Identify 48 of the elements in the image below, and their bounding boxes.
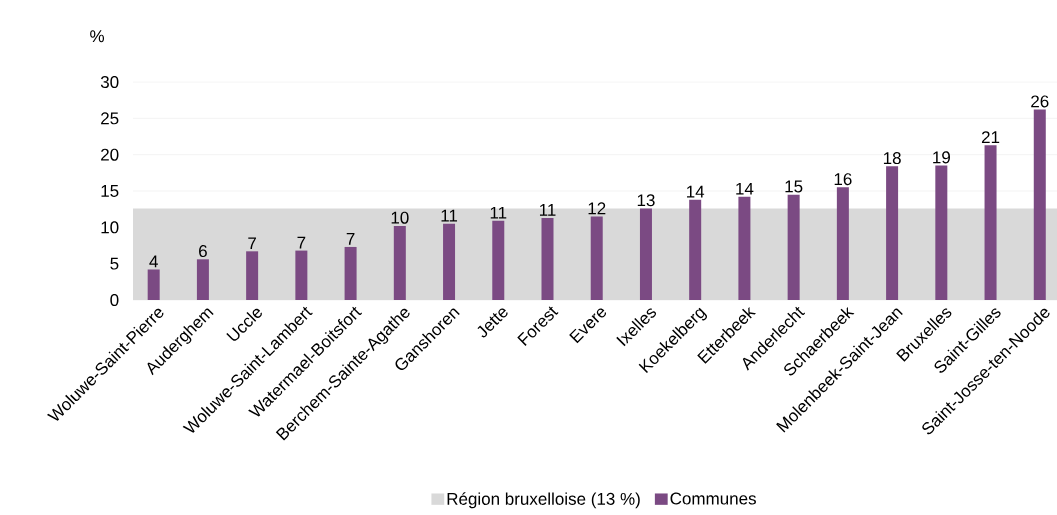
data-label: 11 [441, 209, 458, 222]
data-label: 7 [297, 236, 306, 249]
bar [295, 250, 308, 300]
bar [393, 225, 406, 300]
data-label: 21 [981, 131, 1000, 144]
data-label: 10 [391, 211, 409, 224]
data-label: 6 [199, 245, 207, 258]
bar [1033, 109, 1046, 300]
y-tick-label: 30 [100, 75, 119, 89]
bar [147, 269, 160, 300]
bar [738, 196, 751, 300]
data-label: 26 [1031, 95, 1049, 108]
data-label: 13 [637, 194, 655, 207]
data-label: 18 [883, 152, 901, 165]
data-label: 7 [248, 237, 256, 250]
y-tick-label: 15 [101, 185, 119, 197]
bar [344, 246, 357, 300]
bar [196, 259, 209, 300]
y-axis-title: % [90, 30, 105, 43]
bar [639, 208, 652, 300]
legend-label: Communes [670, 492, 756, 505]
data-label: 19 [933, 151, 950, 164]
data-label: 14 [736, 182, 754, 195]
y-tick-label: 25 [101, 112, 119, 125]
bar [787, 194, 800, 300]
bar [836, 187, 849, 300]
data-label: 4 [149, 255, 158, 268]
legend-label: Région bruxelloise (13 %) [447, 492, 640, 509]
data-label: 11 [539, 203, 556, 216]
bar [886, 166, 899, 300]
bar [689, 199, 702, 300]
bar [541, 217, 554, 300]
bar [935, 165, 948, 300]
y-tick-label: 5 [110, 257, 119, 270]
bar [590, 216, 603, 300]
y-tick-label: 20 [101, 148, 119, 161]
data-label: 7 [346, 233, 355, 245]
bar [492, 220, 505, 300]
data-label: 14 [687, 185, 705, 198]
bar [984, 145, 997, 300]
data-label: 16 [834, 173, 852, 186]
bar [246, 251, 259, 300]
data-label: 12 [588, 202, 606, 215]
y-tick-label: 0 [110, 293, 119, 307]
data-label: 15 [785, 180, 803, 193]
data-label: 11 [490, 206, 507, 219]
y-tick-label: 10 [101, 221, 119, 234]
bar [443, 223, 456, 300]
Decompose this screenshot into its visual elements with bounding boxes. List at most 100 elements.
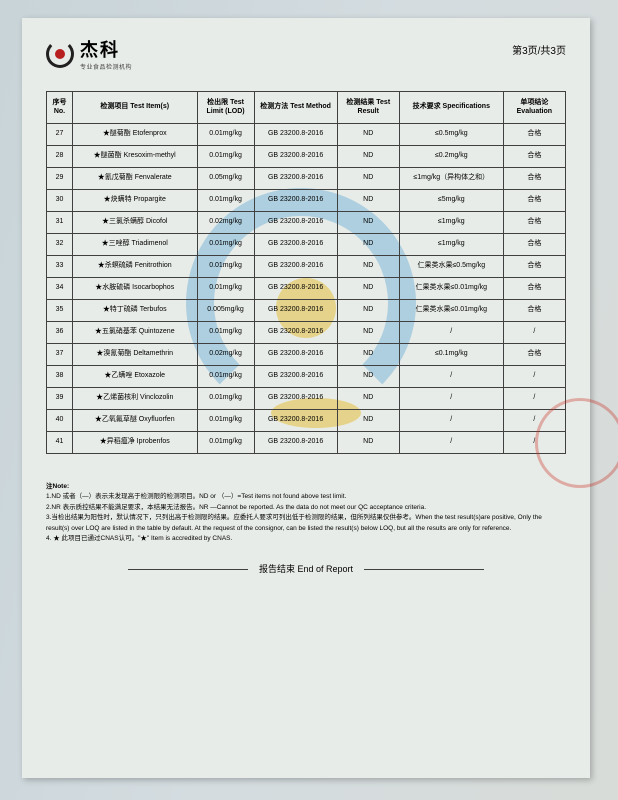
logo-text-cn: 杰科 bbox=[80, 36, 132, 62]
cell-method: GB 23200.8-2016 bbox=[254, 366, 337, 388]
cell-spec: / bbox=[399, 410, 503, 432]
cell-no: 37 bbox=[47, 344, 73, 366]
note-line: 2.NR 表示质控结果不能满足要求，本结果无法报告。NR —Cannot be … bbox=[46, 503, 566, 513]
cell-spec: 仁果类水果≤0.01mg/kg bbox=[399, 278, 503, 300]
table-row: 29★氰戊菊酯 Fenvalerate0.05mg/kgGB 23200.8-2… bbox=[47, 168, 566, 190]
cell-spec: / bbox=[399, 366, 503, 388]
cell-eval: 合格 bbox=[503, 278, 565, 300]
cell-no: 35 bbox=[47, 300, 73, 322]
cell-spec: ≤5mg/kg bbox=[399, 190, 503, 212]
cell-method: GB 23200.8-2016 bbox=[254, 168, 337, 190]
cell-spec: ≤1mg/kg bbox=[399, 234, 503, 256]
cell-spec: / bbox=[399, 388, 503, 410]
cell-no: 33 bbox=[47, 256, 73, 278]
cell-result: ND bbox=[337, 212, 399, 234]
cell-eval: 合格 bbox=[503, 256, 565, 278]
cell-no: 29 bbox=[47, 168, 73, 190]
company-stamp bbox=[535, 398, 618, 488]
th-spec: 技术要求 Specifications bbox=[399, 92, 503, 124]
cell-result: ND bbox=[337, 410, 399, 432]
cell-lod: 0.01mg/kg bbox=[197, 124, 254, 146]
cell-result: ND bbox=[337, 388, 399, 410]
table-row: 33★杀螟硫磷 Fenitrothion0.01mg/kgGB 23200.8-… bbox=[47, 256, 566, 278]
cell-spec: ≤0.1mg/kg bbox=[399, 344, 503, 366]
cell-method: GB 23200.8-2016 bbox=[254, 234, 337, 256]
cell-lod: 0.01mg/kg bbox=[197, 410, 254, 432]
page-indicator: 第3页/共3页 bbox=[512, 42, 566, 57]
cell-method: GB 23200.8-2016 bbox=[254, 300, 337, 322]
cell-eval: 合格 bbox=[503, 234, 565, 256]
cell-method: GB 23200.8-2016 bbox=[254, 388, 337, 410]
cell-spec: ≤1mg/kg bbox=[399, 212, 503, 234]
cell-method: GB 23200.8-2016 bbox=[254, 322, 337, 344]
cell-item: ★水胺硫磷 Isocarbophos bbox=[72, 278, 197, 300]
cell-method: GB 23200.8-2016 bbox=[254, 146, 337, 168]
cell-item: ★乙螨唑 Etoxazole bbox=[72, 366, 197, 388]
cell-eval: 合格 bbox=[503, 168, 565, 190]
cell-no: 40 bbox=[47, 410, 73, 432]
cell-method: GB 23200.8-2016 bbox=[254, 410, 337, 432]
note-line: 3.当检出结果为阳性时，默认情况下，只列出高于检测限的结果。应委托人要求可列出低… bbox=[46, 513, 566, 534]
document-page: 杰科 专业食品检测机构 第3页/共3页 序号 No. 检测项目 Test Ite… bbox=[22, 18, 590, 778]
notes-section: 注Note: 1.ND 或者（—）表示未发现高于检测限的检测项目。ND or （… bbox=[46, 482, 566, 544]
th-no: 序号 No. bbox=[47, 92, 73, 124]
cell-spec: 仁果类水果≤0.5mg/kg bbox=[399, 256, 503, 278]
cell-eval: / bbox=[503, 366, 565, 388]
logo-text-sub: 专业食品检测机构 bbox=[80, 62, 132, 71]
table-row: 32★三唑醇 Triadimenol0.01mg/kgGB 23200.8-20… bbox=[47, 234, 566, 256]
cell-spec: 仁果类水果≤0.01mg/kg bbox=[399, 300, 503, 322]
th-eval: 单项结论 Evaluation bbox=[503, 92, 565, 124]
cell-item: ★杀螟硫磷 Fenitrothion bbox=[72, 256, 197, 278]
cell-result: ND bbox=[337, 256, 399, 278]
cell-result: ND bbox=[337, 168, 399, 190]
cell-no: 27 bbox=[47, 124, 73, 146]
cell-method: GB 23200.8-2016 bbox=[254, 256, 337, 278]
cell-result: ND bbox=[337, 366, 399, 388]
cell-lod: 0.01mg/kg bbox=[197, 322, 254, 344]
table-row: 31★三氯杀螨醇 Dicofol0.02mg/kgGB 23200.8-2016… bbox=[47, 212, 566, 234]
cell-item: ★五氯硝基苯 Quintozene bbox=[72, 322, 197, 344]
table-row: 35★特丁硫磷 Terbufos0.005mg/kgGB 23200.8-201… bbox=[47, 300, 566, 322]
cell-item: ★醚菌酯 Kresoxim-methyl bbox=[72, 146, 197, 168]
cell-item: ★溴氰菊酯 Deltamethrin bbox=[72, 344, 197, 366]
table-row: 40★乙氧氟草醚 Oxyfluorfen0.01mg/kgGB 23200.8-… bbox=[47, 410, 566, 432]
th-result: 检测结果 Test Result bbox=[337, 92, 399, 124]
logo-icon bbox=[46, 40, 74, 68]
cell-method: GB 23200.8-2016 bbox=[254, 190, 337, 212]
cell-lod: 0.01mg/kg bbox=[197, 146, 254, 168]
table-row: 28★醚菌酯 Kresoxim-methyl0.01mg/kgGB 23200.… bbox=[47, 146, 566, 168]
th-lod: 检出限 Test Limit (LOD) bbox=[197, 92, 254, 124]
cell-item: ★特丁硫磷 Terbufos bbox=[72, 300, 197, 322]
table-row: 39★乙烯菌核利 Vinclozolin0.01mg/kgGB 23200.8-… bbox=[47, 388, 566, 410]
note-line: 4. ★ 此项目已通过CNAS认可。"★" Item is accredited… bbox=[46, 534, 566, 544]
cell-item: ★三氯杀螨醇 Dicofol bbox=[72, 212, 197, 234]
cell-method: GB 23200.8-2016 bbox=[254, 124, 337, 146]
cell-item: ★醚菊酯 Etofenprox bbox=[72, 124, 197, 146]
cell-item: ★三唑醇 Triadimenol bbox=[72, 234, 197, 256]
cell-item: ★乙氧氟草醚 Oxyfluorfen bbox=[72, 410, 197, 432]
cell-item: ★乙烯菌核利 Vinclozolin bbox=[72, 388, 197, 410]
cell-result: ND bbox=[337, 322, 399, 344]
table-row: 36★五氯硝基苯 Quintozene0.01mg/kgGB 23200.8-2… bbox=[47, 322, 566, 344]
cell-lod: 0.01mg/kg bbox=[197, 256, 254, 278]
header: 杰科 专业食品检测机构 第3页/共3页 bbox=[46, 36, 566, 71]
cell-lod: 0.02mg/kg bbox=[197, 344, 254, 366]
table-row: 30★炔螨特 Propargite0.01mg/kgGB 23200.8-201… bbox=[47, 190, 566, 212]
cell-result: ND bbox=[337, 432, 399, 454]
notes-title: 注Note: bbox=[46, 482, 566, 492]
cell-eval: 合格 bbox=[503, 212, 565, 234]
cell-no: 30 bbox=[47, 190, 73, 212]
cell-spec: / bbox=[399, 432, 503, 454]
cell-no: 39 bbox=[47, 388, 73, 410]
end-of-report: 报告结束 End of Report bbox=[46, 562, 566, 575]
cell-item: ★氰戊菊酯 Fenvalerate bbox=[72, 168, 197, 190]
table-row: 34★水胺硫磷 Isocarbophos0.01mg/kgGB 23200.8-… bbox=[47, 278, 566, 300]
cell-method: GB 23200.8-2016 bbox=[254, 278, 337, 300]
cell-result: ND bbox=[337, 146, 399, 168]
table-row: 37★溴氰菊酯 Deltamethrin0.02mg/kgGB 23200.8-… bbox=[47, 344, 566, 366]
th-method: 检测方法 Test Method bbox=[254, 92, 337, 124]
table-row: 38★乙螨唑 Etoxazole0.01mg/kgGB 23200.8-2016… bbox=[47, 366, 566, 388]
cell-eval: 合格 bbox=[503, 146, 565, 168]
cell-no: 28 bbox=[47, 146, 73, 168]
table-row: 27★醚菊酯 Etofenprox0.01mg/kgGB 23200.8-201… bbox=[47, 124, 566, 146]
=-=-=
▶ [Exercise details]: Reproduce the lines of the material from the line containing "data-label: 11 [441, 209, 458, 222]" through the line containing "Decompose this screenshot", both included, with no changes.

▶ [Completed task]:
data-label: 11 [441, 209, 458, 222]
data-label: 7 [297, 236, 306, 249]
bar [295, 250, 308, 300]
bar [393, 225, 406, 300]
data-label: 21 [981, 131, 1000, 144]
data-label: 10 [391, 211, 409, 224]
data-label: 6 [199, 245, 207, 258]
bar [1033, 109, 1046, 300]
y-tick-label: 30 [100, 75, 119, 89]
bar [147, 269, 160, 300]
bar [738, 196, 751, 300]
data-label: 26 [1031, 95, 1049, 108]
data-label: 13 [637, 194, 655, 207]
data-label: 18 [883, 152, 901, 165]
data-label: 7 [248, 237, 256, 250]
y-tick-label: 15 [101, 185, 119, 197]
bar [344, 246, 357, 300]
bar [196, 259, 209, 300]
y-axis-title: % [90, 30, 105, 43]
bar [639, 208, 652, 300]
legend-label: Communes [670, 492, 756, 505]
data-label: 19 [933, 151, 950, 164]
data-label: 14 [736, 182, 754, 195]
y-tick-label: 25 [101, 112, 119, 125]
bar [787, 194, 800, 300]
bar [836, 187, 849, 300]
data-label: 4 [149, 255, 158, 268]
legend-label: Région bruxelloise (13 %) [447, 492, 640, 509]
data-label: 11 [539, 203, 556, 216]
bar [886, 166, 899, 300]
bar [689, 199, 702, 300]
bar [541, 217, 554, 300]
bar [935, 165, 948, 300]
y-tick-label: 5 [110, 257, 119, 270]
bar [590, 216, 603, 300]
y-tick-label: 20 [101, 148, 119, 161]
data-label: 7 [346, 233, 355, 245]
bar [492, 220, 505, 300]
data-label: 14 [687, 185, 705, 198]
bar [984, 145, 997, 300]
data-label: 16 [834, 173, 852, 186]
bar [246, 251, 259, 300]
data-label: 12 [588, 202, 606, 215]
y-tick-label: 0 [110, 293, 119, 307]
data-label: 15 [785, 180, 803, 193]
data-label: 11 [490, 206, 507, 219]
y-tick-label: 10 [101, 221, 119, 234]
bar [443, 223, 456, 300]
Decompose this screenshot into its visual elements with bounding boxes. List at most 100 elements.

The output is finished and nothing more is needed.